=== Task objective ===
Repeat each record below exactly, dropping the pictures.

=== Record set ===
══════
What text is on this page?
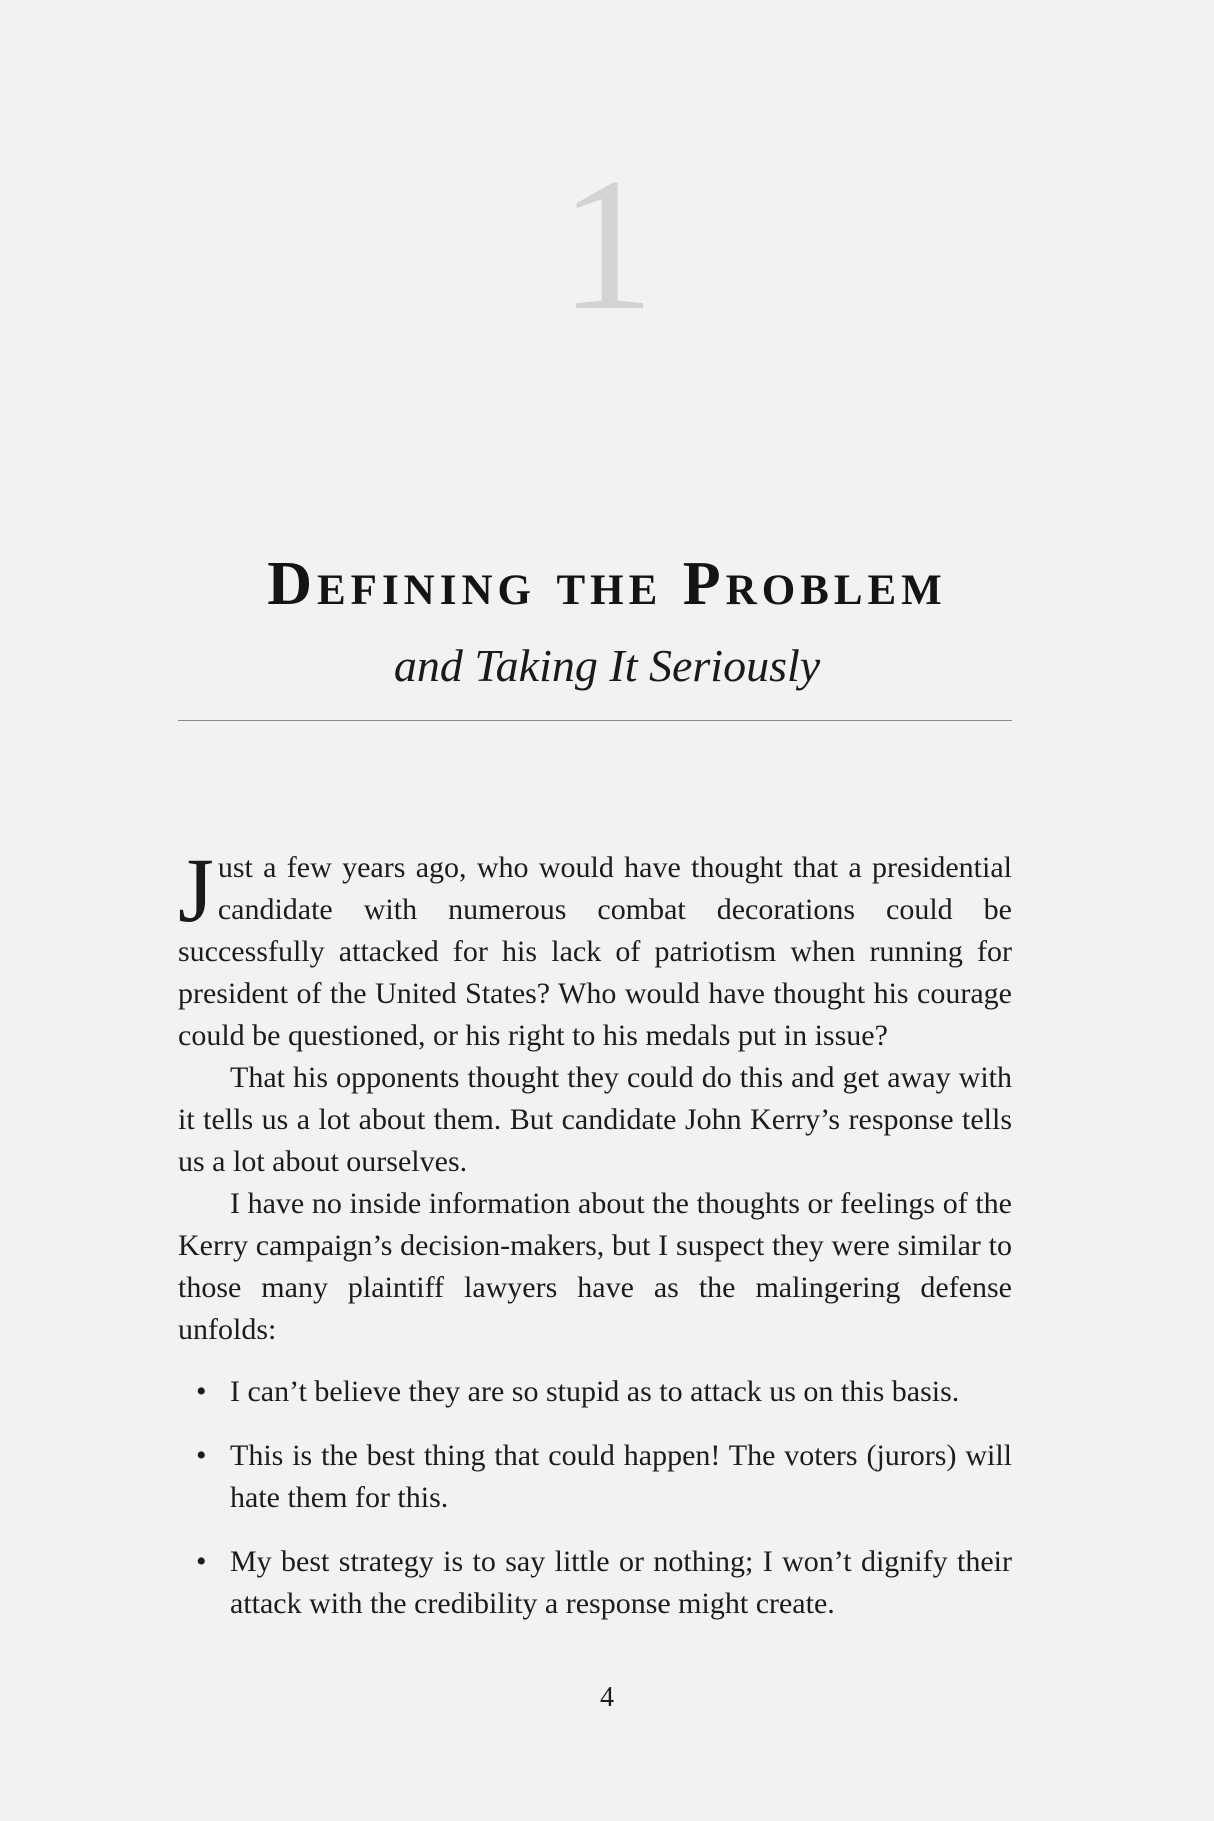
1
Defining the Problem
and Taking It Seriously

Just a few years ago, who would have thought that a presidential candidate with numerous combat decorations could be successfully attacked for his lack of patriotism when running for president of the United States? Who would have thought his courage could be questioned, or his right to his medals put in issue?

That his opponents thought they could do this and get away with it tells us a lot about them. But candidate John Kerry’s response tells us a lot about ourselves.

I have no inside information about the thoughts or feelings of the Kerry campaign’s decision-makers, but I suspect they were similar to those many plaintiff lawyers have as the malingering defense unfolds:

• I can’t believe they are so stupid as to attack us on this basis.
• This is the best thing that could happen! The voters (jurors) will hate them for this.
• My best strategy is to say little or nothing; I won’t dignify their attack with the credibility a response might create.
4
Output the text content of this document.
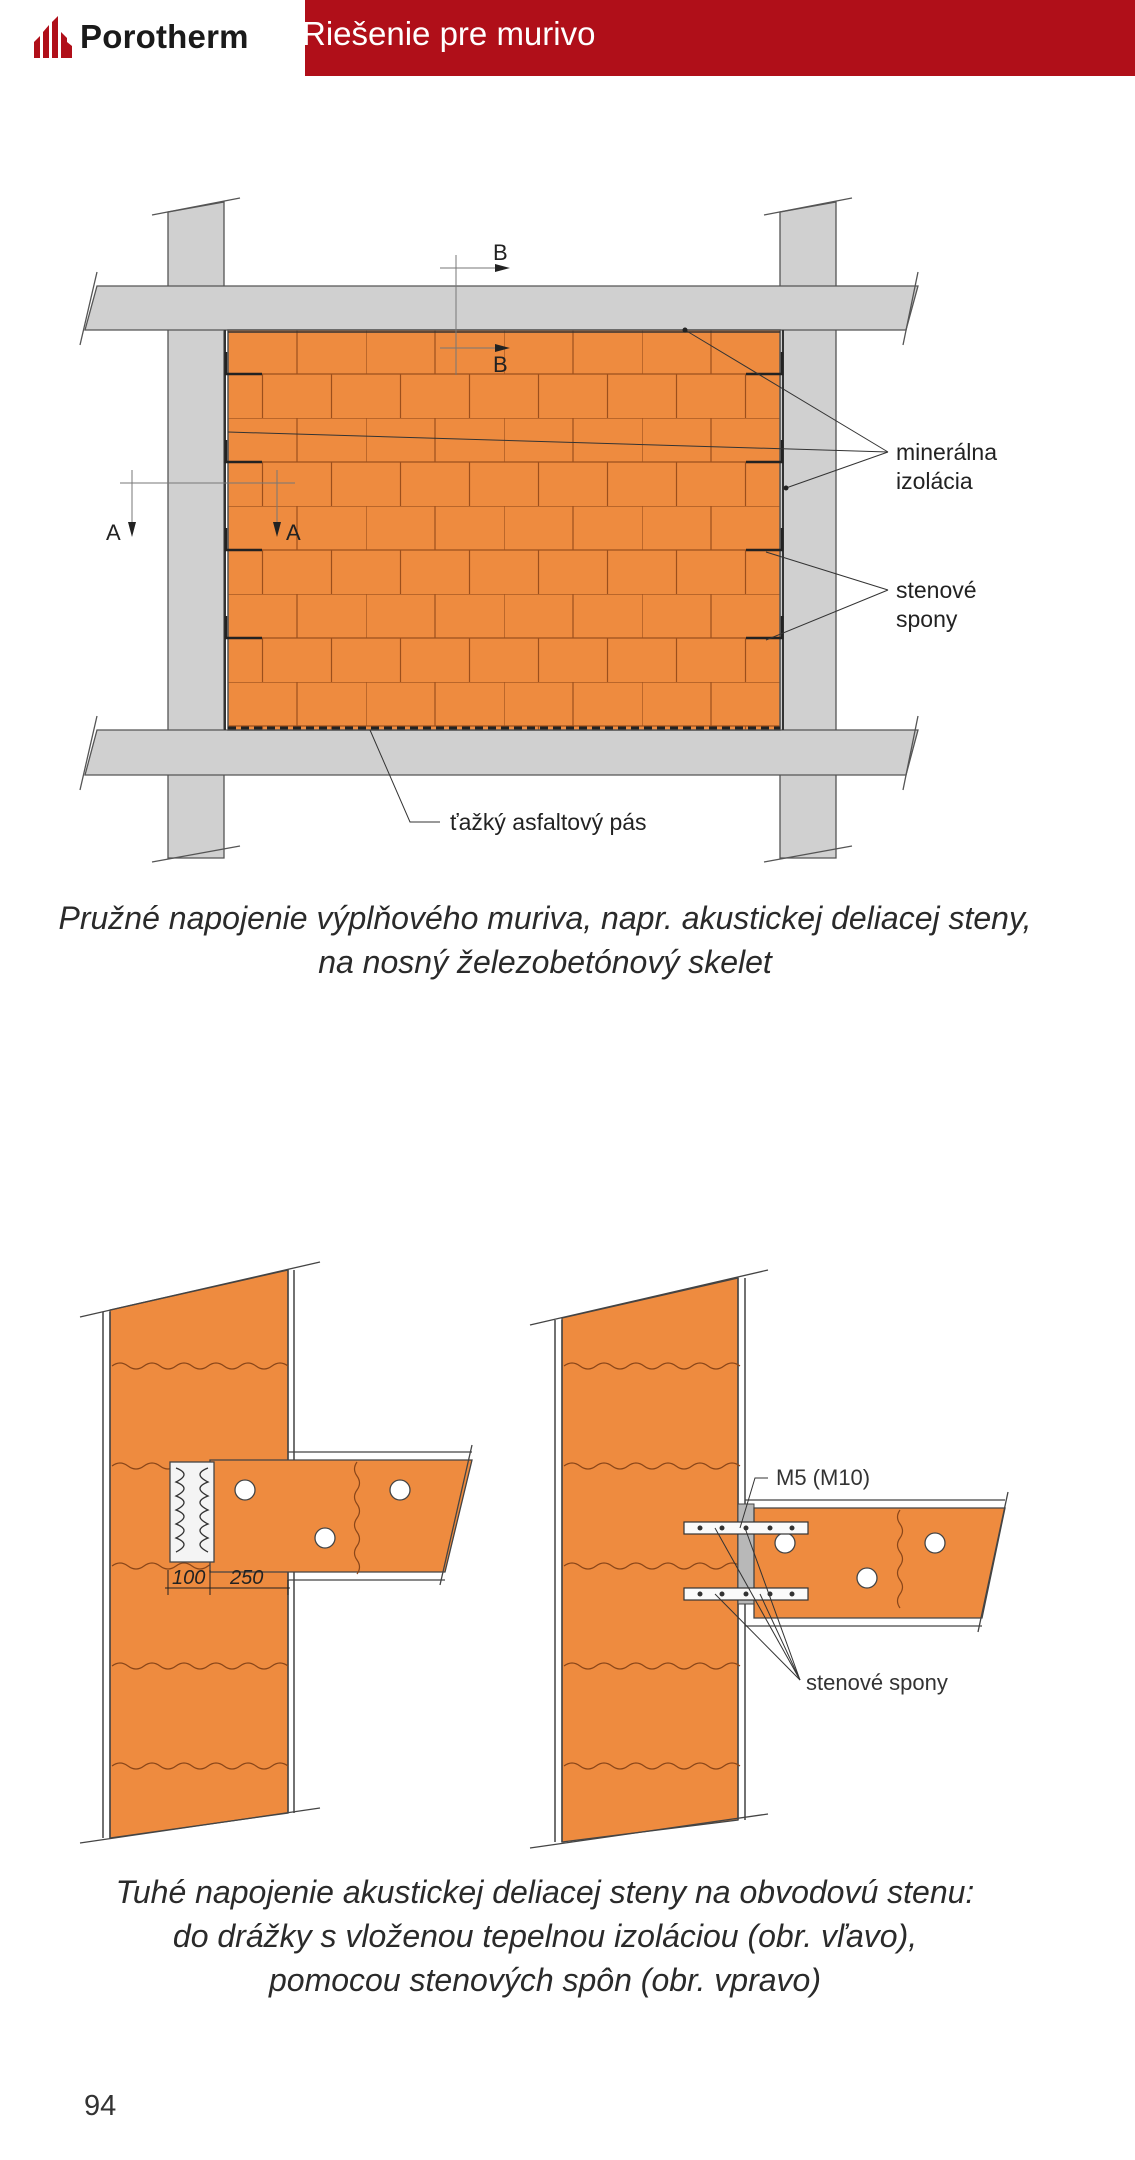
Porotherm Riešenie pre murivo
B
B
A	A
minerálna
izolácia
stenové
spony
ťažký asfaltový pás
Pružné napojenie výplňového muriva, napr. akustickej deliacej steny,
na nosný železobetónový skelet
100 250
M5 (M10)
stenové spony
Tuhé napojenie akustickej deliacej steny na obvodovú stenu:
do drážky s vloženou tepelnou izoláciou (obr. vľavo),
pomocou stenových spôn (obr. vpravo)
94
══════
=== Task output ===
What text is on this page?
1
Defining the Problem
and Taking It Seriously

Just a few years ago, who would have thought that a presidential candidate with numerous combat decorations could be successfully attacked for his lack of patriotism when running for president of the United States? Who would have thought his courage could be questioned, or his right to his medals put in issue?

That his opponents thought they could do this and get away with it tells us a lot about them. But candidate John Kerry’s response tells us a lot about ourselves.

I have no inside information about the thoughts or feelings of the Kerry campaign’s decision-makers, but I suspect they were similar to those many plaintiff lawyers have as the malingering defense unfolds:

• I can’t believe they are so stupid as to attack us on this basis.
• This is the best thing that could happen! The voters (jurors) will hate them for this.
• My best strategy is to say little or nothing; I won’t dignify their attack with the credibility a response might create.
4
Output the text content of this document.
Porotherm Riešenie pre murivo
B
B
A	A
minerálna
izolácia
stenové
spony
ťažký asfaltový pás
Pružné napojenie výplňového muriva, napr. akustickej deliacej steny,
na nosný železobetónový skelet
100 250
M5 (M10)
stenové spony
Tuhé napojenie akustickej deliacej steny na obvodovú stenu:
do drážky s vloženou tepelnou izoláciou (obr. vľavo),
pomocou stenových spôn (obr. vpravo)
94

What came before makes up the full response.